[Requirements]:
Provide the number of lines containing the word "JSON", and nothing else.

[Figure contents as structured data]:
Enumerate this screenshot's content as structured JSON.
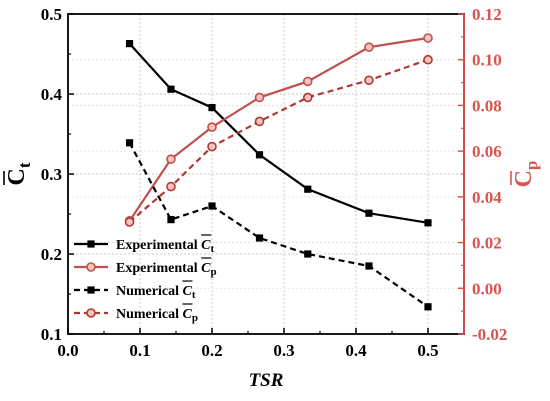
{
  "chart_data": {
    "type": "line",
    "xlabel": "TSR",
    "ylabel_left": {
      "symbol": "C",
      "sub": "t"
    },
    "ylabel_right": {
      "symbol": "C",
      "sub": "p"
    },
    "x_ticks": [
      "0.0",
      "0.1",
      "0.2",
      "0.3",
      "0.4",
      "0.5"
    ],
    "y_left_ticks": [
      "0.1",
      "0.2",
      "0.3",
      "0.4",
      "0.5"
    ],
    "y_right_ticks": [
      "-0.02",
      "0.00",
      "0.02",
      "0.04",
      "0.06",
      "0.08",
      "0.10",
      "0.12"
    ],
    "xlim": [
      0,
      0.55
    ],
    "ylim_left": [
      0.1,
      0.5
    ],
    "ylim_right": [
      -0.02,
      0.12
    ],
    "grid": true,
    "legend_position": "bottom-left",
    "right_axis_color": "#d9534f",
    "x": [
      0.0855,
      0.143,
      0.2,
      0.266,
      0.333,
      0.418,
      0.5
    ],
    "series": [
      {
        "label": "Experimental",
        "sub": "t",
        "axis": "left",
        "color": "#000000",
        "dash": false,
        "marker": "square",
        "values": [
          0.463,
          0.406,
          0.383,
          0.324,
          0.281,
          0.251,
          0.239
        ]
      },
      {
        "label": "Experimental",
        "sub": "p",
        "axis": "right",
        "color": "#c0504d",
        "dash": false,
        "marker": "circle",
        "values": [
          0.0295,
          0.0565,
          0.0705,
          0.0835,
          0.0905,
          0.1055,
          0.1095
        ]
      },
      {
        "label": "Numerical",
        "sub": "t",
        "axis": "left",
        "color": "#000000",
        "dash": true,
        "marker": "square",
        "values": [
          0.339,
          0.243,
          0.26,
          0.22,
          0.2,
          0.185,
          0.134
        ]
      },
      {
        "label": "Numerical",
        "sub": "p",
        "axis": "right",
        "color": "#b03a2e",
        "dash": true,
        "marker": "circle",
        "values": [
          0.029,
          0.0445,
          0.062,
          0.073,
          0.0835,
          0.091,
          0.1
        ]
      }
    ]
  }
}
---
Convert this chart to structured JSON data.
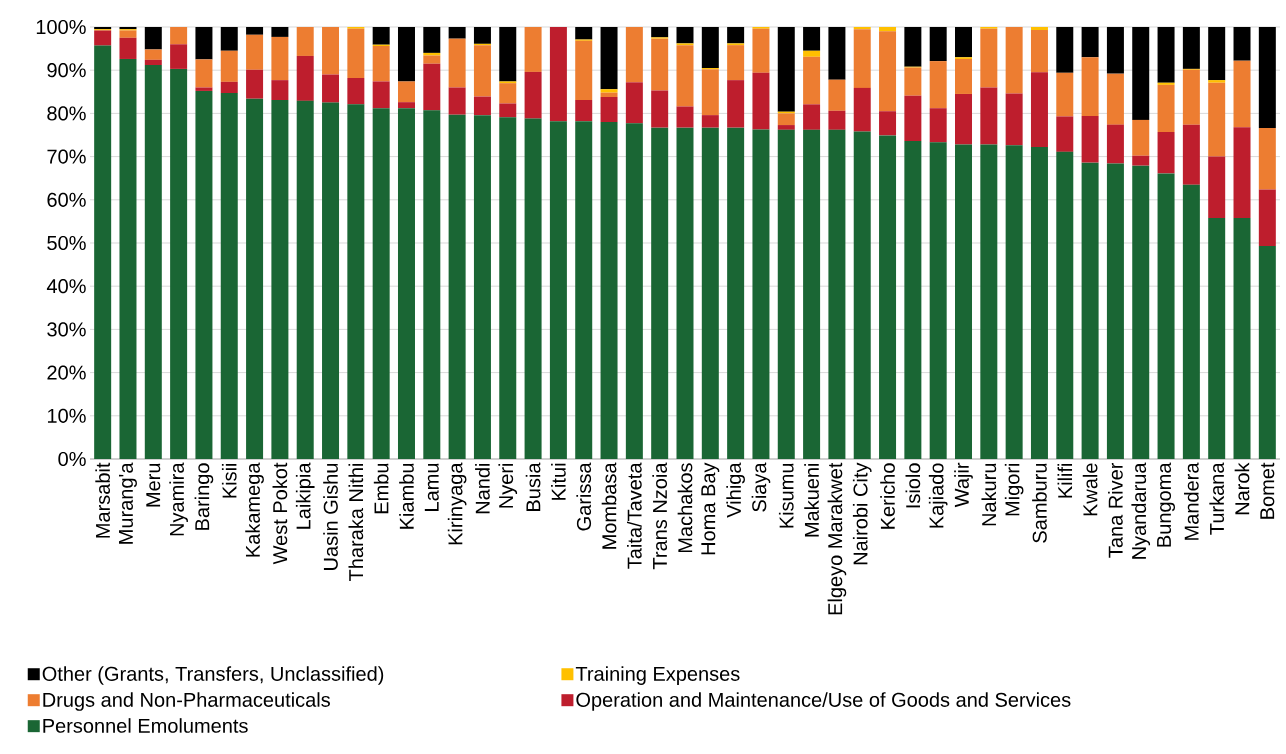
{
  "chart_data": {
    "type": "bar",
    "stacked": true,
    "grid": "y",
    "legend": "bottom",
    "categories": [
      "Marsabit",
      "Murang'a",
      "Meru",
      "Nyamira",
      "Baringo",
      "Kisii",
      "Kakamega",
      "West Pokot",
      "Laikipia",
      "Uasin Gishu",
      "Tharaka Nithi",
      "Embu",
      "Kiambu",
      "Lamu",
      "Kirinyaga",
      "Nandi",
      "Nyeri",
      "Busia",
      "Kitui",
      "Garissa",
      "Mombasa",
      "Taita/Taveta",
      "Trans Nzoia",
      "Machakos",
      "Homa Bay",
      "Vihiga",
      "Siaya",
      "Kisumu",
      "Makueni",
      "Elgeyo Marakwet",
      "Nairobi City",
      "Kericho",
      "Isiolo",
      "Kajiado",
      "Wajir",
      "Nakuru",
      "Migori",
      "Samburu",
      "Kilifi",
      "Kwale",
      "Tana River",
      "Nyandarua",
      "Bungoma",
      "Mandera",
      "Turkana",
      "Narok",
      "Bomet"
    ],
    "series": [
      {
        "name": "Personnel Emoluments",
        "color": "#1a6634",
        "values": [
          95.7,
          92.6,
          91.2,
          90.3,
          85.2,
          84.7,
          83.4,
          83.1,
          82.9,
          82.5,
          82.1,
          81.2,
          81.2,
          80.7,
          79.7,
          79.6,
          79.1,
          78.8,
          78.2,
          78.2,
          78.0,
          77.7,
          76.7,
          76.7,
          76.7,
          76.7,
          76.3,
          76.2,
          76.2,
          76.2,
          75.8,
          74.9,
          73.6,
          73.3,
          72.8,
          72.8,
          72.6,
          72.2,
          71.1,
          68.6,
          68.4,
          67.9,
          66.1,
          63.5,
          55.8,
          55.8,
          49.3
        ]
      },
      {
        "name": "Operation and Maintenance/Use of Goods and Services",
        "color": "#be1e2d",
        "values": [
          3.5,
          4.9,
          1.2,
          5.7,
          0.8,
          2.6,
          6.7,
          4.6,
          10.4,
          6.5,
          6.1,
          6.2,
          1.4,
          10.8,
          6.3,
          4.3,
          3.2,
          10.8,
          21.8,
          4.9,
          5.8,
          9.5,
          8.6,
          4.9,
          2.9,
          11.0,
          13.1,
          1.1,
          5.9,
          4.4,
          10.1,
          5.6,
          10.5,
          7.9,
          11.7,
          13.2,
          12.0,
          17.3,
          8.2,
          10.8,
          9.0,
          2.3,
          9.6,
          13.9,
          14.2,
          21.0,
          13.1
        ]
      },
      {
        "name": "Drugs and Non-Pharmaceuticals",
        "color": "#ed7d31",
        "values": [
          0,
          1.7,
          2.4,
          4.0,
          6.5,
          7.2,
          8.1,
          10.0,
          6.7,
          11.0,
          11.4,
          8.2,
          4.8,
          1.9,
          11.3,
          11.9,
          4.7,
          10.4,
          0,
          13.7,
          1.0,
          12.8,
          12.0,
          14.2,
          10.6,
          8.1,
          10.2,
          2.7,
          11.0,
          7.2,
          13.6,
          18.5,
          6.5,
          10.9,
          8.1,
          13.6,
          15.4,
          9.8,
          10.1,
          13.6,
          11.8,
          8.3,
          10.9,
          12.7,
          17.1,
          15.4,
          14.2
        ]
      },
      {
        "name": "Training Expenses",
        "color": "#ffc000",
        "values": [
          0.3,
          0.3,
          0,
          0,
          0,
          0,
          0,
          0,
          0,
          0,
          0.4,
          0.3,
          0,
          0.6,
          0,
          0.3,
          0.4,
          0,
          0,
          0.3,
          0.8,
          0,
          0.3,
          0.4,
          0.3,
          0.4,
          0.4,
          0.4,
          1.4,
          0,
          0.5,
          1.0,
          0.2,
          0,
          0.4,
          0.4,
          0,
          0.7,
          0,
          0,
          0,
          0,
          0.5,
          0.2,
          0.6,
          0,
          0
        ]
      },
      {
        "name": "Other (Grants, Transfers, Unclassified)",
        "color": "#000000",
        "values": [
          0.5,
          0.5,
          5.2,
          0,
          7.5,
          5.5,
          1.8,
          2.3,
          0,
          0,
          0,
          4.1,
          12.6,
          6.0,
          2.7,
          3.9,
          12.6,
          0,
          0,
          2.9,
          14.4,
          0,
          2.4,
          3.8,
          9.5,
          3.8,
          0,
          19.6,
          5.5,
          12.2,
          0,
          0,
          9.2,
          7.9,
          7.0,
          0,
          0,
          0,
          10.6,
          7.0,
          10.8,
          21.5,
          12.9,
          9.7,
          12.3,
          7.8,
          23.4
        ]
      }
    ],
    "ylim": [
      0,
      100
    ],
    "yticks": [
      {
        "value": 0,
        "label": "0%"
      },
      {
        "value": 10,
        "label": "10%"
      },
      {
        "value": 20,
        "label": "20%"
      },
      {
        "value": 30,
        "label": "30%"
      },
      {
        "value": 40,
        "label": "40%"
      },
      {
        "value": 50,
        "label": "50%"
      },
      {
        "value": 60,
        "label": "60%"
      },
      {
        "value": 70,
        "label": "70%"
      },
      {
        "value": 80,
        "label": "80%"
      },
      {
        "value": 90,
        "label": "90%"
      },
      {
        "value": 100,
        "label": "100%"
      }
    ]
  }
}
--
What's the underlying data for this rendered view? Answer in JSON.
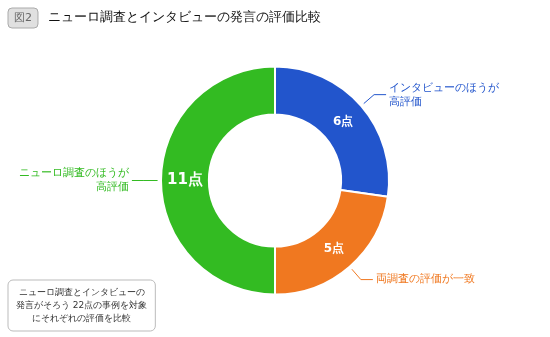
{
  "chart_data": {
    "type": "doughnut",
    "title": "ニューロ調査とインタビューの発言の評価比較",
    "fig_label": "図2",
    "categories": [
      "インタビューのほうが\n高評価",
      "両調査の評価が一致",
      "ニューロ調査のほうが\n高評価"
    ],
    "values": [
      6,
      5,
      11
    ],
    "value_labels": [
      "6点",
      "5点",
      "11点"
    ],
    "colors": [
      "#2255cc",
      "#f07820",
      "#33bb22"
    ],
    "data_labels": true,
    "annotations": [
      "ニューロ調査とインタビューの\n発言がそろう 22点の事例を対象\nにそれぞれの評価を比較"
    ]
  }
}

[Answer below]:
3